EXERCISE REQUIREMENTS => Each line that holds the string "Speed" counts once; say how many such lines there are and add nothing.

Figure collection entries
────────────────────────────────────────
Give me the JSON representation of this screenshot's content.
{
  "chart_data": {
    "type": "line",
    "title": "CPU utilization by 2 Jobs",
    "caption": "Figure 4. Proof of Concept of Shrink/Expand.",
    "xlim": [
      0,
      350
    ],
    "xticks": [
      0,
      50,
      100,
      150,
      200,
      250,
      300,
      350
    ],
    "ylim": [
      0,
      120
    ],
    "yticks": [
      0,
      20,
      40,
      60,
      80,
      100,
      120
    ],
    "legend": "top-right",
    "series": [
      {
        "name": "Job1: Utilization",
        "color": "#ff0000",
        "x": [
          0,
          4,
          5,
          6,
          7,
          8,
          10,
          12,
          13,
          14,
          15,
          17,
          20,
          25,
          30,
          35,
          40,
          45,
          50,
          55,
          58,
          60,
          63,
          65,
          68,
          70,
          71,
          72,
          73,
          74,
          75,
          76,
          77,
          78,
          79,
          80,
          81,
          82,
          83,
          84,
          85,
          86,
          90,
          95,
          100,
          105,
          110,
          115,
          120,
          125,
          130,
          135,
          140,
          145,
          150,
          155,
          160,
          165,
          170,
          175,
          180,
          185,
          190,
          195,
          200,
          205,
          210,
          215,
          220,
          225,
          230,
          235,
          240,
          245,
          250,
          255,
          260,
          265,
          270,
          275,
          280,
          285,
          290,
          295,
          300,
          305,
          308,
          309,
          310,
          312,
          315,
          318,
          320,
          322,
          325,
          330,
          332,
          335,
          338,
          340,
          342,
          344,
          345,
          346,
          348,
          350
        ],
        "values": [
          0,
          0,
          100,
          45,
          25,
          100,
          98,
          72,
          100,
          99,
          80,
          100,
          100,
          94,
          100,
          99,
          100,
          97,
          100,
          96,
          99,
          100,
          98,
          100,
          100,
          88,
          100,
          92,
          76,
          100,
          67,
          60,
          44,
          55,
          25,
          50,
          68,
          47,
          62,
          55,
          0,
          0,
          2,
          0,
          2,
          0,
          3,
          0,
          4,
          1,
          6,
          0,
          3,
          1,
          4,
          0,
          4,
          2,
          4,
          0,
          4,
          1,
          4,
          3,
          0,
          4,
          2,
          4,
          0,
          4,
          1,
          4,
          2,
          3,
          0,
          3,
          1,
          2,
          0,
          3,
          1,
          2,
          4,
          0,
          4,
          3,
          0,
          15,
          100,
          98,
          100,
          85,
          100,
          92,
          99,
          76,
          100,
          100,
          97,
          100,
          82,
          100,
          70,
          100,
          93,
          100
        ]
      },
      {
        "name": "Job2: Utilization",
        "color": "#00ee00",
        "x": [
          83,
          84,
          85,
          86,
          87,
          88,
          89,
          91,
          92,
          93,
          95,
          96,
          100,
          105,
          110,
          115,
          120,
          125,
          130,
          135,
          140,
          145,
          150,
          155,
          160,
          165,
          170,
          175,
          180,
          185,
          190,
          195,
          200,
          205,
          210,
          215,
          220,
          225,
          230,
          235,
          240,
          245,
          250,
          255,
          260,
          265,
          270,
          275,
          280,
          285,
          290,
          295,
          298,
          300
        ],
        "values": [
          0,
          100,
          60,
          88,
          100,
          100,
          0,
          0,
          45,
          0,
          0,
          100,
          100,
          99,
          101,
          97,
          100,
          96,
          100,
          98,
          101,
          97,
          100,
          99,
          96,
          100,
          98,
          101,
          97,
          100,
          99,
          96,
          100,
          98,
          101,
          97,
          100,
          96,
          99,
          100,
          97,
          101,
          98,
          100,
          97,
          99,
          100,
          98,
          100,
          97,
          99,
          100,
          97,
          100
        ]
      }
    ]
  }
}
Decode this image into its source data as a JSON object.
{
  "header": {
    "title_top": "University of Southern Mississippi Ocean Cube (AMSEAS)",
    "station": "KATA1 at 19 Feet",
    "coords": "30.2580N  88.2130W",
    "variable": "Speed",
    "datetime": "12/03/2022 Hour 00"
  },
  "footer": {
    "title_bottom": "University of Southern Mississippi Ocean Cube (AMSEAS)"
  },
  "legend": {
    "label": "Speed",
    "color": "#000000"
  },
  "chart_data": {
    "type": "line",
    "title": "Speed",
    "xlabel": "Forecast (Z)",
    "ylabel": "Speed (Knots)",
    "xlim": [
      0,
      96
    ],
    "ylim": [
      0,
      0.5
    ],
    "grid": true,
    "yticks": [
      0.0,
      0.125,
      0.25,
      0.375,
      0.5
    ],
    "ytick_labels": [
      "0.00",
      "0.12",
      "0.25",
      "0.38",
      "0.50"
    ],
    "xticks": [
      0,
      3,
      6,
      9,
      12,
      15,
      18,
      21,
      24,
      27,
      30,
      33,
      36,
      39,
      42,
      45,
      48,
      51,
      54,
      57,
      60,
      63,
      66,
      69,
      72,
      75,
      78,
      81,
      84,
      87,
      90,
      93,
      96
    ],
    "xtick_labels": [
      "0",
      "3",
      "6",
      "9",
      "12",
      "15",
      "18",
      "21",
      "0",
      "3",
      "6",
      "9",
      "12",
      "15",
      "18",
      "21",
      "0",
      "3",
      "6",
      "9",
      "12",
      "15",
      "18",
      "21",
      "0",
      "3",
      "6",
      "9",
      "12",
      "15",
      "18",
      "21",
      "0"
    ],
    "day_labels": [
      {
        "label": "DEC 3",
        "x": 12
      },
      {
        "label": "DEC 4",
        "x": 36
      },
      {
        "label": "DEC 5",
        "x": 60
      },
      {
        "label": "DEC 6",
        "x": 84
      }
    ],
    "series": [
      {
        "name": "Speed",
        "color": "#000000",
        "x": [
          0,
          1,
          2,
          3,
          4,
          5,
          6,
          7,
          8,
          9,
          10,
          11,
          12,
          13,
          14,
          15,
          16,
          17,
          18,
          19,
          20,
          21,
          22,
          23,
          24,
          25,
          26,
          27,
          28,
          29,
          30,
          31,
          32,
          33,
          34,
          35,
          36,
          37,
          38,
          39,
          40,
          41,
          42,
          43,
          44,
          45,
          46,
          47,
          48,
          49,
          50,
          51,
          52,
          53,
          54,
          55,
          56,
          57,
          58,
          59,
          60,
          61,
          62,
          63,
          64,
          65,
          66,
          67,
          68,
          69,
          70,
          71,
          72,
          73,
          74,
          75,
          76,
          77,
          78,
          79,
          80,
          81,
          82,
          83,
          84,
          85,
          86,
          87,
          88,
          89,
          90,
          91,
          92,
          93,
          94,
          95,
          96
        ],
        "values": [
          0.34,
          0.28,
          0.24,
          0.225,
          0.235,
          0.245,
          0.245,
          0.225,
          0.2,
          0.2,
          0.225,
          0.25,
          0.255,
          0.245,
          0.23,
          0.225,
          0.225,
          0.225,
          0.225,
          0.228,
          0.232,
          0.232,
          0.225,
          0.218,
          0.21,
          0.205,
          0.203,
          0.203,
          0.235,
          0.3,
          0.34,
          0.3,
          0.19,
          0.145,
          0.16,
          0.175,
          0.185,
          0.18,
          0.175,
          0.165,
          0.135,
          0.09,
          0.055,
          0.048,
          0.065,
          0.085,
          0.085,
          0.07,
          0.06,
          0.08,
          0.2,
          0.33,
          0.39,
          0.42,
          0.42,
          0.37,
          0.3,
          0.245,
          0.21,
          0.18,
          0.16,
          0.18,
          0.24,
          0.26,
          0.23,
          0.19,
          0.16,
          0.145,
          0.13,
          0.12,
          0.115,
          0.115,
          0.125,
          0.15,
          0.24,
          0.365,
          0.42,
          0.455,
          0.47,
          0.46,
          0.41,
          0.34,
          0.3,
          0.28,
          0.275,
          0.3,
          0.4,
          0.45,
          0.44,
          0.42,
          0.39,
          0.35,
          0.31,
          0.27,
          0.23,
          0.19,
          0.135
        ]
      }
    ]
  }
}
────────────────────────────────────────
TASK RESULT => 5